■ **Data for the task**:
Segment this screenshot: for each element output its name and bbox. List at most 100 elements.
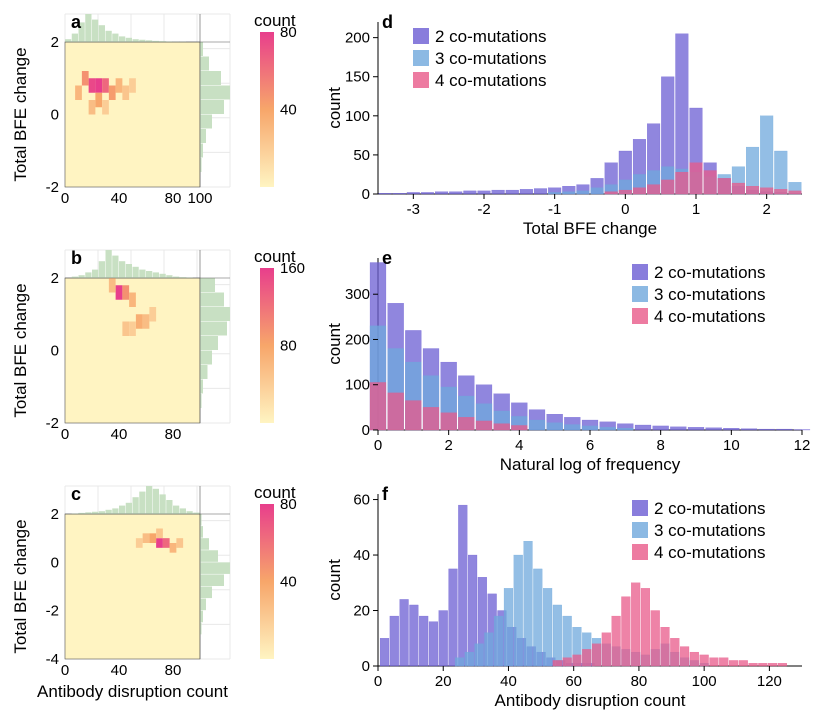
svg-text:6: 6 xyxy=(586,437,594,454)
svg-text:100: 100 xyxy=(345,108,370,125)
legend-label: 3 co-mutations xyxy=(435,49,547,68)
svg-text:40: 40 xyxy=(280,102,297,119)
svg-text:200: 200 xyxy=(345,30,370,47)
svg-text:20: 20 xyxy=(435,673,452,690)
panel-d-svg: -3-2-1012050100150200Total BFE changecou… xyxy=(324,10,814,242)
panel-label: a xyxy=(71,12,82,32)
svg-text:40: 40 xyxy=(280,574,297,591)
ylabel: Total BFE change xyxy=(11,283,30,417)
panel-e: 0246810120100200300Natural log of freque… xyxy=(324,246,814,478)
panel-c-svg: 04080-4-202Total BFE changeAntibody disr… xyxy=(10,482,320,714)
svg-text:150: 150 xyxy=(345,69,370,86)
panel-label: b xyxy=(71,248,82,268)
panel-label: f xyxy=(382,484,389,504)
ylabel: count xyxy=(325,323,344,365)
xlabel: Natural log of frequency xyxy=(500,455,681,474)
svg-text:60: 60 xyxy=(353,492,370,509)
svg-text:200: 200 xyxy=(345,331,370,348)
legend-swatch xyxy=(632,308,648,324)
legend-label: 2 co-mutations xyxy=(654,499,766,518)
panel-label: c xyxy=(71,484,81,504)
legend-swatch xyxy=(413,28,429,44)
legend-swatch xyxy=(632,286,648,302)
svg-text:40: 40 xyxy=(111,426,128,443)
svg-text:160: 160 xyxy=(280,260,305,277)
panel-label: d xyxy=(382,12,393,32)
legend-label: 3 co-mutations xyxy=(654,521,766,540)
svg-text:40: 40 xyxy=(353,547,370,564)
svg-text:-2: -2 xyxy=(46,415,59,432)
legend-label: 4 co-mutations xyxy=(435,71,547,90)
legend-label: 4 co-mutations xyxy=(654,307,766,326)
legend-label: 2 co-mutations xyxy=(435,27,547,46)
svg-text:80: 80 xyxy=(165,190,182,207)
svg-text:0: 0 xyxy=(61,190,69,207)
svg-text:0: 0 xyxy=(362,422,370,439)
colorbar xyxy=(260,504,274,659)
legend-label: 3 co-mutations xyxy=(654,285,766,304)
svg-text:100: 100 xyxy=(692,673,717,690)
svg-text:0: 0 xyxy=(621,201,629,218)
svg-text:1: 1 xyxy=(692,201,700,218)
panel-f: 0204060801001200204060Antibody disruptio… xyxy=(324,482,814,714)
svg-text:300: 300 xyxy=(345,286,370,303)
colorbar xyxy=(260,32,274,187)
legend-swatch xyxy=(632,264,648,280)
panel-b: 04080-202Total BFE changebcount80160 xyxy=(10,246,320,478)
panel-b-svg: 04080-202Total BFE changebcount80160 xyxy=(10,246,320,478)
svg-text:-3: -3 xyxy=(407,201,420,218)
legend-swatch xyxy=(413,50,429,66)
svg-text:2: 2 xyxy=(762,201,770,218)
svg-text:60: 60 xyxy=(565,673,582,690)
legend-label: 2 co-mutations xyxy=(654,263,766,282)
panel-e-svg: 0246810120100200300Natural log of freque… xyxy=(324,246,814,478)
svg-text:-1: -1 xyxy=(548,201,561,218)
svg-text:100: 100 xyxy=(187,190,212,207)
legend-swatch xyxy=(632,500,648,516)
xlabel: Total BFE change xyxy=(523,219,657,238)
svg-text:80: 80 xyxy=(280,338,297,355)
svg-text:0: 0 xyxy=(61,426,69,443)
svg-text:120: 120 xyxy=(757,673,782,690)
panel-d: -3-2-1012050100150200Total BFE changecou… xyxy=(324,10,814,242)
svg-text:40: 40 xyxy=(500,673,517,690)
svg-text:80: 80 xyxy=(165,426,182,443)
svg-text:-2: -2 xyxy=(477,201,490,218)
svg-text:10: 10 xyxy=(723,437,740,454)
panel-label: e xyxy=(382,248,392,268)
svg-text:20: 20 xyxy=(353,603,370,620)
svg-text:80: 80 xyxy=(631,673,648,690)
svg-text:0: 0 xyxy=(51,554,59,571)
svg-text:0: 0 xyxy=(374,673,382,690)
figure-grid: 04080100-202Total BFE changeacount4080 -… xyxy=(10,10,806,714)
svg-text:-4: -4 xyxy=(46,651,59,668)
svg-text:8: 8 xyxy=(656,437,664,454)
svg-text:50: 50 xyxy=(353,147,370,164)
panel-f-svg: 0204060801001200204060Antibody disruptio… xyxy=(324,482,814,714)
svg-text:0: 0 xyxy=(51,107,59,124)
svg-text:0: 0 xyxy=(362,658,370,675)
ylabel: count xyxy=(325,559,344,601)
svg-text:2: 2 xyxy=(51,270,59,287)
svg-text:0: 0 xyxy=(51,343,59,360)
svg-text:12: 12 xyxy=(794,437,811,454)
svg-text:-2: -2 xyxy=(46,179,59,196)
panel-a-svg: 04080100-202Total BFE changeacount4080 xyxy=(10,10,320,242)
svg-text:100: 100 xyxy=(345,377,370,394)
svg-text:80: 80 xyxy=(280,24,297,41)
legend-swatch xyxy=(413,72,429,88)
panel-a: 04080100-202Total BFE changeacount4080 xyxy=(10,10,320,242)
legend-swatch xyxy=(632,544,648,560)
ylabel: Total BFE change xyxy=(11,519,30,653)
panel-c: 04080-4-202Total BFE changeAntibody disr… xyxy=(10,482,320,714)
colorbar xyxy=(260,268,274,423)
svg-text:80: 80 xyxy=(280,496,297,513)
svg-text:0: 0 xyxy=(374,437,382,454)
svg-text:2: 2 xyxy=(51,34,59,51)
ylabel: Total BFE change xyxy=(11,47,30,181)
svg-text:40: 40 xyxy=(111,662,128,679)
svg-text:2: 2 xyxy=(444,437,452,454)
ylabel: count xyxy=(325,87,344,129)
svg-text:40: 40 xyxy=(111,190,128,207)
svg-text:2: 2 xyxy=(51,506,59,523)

■ **What to work on**: Each line above is to be copied exactly, and the pictures are to be dropped.

■ **Response**:
Segment this screenshot: for each element output its name and bbox. List at most 100 elements.
svg-text:6: 6 xyxy=(586,437,594,454)
svg-text:100: 100 xyxy=(345,108,370,125)
legend-label: 3 co-mutations xyxy=(435,49,547,68)
svg-text:40: 40 xyxy=(280,102,297,119)
svg-text:200: 200 xyxy=(345,30,370,47)
svg-text:20: 20 xyxy=(435,673,452,690)
panel-d-svg: -3-2-1012050100150200Total BFE changecou… xyxy=(324,10,814,242)
panel-label: a xyxy=(71,12,82,32)
svg-text:40: 40 xyxy=(280,574,297,591)
ylabel: Total BFE change xyxy=(11,283,30,417)
panel-e: 0246810120100200300Natural log of freque… xyxy=(324,246,814,478)
panel-c-svg: 04080-4-202Total BFE changeAntibody disr… xyxy=(10,482,320,714)
svg-text:150: 150 xyxy=(345,69,370,86)
panel-label: b xyxy=(71,248,82,268)
panel-label: f xyxy=(382,484,389,504)
ylabel: count xyxy=(325,323,344,365)
xlabel: Natural log of frequency xyxy=(500,455,681,474)
svg-text:60: 60 xyxy=(353,492,370,509)
svg-text:200: 200 xyxy=(345,331,370,348)
legend-swatch xyxy=(632,308,648,324)
legend-label: 2 co-mutations xyxy=(654,499,766,518)
panel-label: c xyxy=(71,484,81,504)
legend-swatch xyxy=(413,28,429,44)
legend-swatch xyxy=(632,286,648,302)
svg-text:40: 40 xyxy=(111,426,128,443)
svg-text:160: 160 xyxy=(280,260,305,277)
panel-label: d xyxy=(382,12,393,32)
legend-label: 3 co-mutations xyxy=(654,521,766,540)
svg-text:40: 40 xyxy=(353,547,370,564)
svg-text:-2: -2 xyxy=(46,415,59,432)
legend-label: 4 co-mutations xyxy=(435,71,547,90)
legend-label: 4 co-mutations xyxy=(654,307,766,326)
legend-label: 2 co-mutations xyxy=(435,27,547,46)
svg-text:80: 80 xyxy=(165,190,182,207)
svg-text:0: 0 xyxy=(61,190,69,207)
svg-text:0: 0 xyxy=(362,422,370,439)
colorbar xyxy=(260,504,274,659)
legend-label: 3 co-mutations xyxy=(654,285,766,304)
svg-text:100: 100 xyxy=(692,673,717,690)
svg-text:0: 0 xyxy=(621,201,629,218)
svg-text:1: 1 xyxy=(692,201,700,218)
panel-f: 0204060801001200204060Antibody disruptio… xyxy=(324,482,814,714)
svg-text:300: 300 xyxy=(345,286,370,303)
colorbar xyxy=(260,32,274,187)
legend-swatch xyxy=(632,264,648,280)
panel-b: 04080-202Total BFE changebcount80160 xyxy=(10,246,320,478)
panel-b-svg: 04080-202Total BFE changebcount80160 xyxy=(10,246,320,478)
svg-text:-3: -3 xyxy=(407,201,420,218)
legend-swatch xyxy=(413,50,429,66)
svg-text:2: 2 xyxy=(762,201,770,218)
svg-text:60: 60 xyxy=(565,673,582,690)
legend-label: 2 co-mutations xyxy=(654,263,766,282)
panel-e-svg: 0246810120100200300Natural log of freque… xyxy=(324,246,814,478)
svg-text:-1: -1 xyxy=(548,201,561,218)
svg-text:100: 100 xyxy=(187,190,212,207)
legend-swatch xyxy=(632,500,648,516)
xlabel: Total BFE change xyxy=(523,219,657,238)
svg-text:80: 80 xyxy=(280,338,297,355)
svg-text:0: 0 xyxy=(61,426,69,443)
svg-text:120: 120 xyxy=(757,673,782,690)
panel-d: -3-2-1012050100150200Total BFE changecou… xyxy=(324,10,814,242)
svg-text:40: 40 xyxy=(500,673,517,690)
svg-text:80: 80 xyxy=(165,426,182,443)
svg-text:-2: -2 xyxy=(477,201,490,218)
svg-text:10: 10 xyxy=(723,437,740,454)
panel-label: e xyxy=(382,248,392,268)
svg-text:20: 20 xyxy=(353,603,370,620)
svg-text:80: 80 xyxy=(631,673,648,690)
svg-text:0: 0 xyxy=(51,554,59,571)
svg-text:0: 0 xyxy=(374,673,382,690)
figure-grid: 04080100-202Total BFE changeacount4080 -… xyxy=(10,10,806,714)
svg-text:-4: -4 xyxy=(46,651,59,668)
svg-text:8: 8 xyxy=(656,437,664,454)
svg-text:50: 50 xyxy=(353,147,370,164)
panel-f-svg: 0204060801001200204060Antibody disruptio… xyxy=(324,482,814,714)
svg-text:0: 0 xyxy=(51,107,59,124)
svg-text:0: 0 xyxy=(362,658,370,675)
ylabel: count xyxy=(325,559,344,601)
svg-text:2: 2 xyxy=(51,270,59,287)
svg-text:0: 0 xyxy=(51,343,59,360)
svg-text:12: 12 xyxy=(794,437,811,454)
svg-text:-2: -2 xyxy=(46,179,59,196)
panel-a-svg: 04080100-202Total BFE changeacount4080 xyxy=(10,10,320,242)
svg-text:100: 100 xyxy=(345,377,370,394)
svg-text:80: 80 xyxy=(280,24,297,41)
legend-swatch xyxy=(413,72,429,88)
panel-a: 04080100-202Total BFE changeacount4080 xyxy=(10,10,320,242)
legend-swatch xyxy=(632,544,648,560)
ylabel: Total BFE change xyxy=(11,519,30,653)
panel-c: 04080-4-202Total BFE changeAntibody disr… xyxy=(10,482,320,714)
colorbar xyxy=(260,268,274,423)
svg-text:80: 80 xyxy=(280,496,297,513)
svg-text:0: 0 xyxy=(374,437,382,454)
svg-text:2: 2 xyxy=(51,34,59,51)
ylabel: Total BFE change xyxy=(11,47,30,181)
svg-text:40: 40 xyxy=(111,662,128,679)
svg-text:2: 2 xyxy=(444,437,452,454)
ylabel: count xyxy=(325,87,344,129)
svg-text:40: 40 xyxy=(111,190,128,207)
svg-text:2: 2 xyxy=(51,506,59,523)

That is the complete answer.